[APPLY WHAT YOU READ]:
A – Copy the passage about the Community of St. Andrew word for word, starting at "The focus of" and ending at "nursing and teaching.".
B – According to the article on the Community of St. Andrew, in what year did the community move to Tavistock Crescent, Westbourne Park?

= Community of St. Andrew =

The Community of St. Andrew (CSA) is an Anglican religious order of professed sisters in holy orders or who otherwise serve in diaconal ministry. The community was founded in 1861 by Elizabeth Ferard, with the encouragement of Bishop Tait of London. It is based in the Diocese of London of the Church of England.

The focus of ministry for the community includes prayer, evangelism, pastoral work, and hospitality. Initially, the community was known as "North London Deaconess Institution". It was based in a house in Burton Crescent (now Cartwright Gardens), and members worked near King's Cross. On 18 July 1862 Elizabeth Ferard was ordained as the first Deaconess in this renewed order. Its name was changed to "London Diocesan Deaconess Institution" in 1868, then to "Deaconess Community of St Andrew" in 1983, and finally to "Community of St. Andrew" in 1987. The Community moved to Tavistock Crescent, Westbourne Park, in 1873. From this time on, the Sisters worked in Notting Dale and many London parishes. The earliest work was the training of Deaconesses, parish work, nursing and teaching.

The Lambeth Conference recognized the Deaconess Order in 1897, but controversy concerning appropriate women's roles continued in 1920, 1930 and 1948. The Community of St. Andrew stopped accepting new recruits in 1987, when women could be ordained directly as deacons and priests. The American General Convention adopted Canon 20 relating to deaconesses in 1889, and revised it in 1904.

St. Andrews House, which the community built as an extension to their mother house in 1974, in 2002 (when the remaining sisters moved to St. Mary's Convent in Chiswick) was lent to be the Secretariat of the Anglican Communion (currently a collection of 40 autonomous churches linked by a shared history, relationship with the See of Canterbury and membership in the Anglican Consultative Council.

[Collected data entries]:
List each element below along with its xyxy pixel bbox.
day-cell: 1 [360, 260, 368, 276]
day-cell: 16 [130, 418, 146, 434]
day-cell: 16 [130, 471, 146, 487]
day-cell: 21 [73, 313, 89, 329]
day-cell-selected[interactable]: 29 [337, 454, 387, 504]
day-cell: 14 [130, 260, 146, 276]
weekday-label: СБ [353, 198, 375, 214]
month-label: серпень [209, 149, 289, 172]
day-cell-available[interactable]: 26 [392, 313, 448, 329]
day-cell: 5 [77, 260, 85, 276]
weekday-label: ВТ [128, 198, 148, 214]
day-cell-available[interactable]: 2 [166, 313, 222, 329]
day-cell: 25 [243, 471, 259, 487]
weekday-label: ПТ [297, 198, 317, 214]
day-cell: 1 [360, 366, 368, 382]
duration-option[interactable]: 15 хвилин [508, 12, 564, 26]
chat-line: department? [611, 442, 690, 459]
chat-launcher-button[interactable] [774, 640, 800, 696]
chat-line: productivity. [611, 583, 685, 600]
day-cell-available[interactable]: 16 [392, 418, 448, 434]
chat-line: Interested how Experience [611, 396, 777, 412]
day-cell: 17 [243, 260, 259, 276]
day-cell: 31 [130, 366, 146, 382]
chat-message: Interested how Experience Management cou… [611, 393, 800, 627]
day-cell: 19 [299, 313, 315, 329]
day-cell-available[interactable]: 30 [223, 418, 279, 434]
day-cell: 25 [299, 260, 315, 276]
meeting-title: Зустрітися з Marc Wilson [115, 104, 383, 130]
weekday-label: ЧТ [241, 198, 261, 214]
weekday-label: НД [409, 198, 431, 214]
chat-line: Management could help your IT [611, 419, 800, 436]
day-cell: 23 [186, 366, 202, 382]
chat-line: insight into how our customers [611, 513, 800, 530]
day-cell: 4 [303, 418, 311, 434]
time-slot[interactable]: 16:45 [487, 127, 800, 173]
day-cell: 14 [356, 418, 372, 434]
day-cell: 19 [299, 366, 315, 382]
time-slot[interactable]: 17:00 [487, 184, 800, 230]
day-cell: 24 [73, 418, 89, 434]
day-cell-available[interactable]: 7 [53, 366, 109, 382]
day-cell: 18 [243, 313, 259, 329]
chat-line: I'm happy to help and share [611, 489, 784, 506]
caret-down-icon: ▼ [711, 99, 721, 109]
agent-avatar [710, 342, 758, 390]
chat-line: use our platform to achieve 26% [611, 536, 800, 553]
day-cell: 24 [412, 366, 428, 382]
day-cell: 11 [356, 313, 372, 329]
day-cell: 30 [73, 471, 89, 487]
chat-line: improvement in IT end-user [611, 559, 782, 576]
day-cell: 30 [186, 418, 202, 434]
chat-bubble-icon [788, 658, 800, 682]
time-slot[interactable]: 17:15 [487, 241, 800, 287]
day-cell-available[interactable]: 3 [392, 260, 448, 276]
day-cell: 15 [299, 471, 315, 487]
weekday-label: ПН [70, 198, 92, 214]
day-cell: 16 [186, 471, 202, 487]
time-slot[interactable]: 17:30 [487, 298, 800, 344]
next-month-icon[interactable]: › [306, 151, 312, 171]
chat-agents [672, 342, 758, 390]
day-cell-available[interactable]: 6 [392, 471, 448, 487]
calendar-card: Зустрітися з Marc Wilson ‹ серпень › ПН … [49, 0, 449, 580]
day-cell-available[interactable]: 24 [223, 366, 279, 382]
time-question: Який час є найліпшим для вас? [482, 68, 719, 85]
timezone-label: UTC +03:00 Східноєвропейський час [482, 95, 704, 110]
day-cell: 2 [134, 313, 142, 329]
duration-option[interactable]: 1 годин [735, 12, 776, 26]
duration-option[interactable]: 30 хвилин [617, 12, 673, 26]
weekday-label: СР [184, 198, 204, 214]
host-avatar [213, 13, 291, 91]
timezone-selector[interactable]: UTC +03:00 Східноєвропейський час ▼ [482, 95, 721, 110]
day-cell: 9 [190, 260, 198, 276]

[SET OF ANSWERS]:
A –
The focus of ministry for the community includes prayer, evangelism, pastoral work, and hospitality. Initially, the community was known as "North London Deaconess Institution". It was based in a house in Burton Crescent (now Cartwright Gardens), and members worked near King's Cross. On 18 July 1862 Elizabeth Ferard was ordained as the first Deaconess in this renewed order. Its name was changed to "London Diocesan Deaconess Institution" in 1868, then to "Deaconess Community of St Andrew" in 1983, and finally to "Community of St. Andrew" in 1987. The Community moved to Tavistock Crescent, Westbourne Park, in 1873. From this time on, the Sisters worked in Notting Dale and many London parishes. The earliest work was the training of Deaconesses, parish work, nursing and teaching.

B – 1873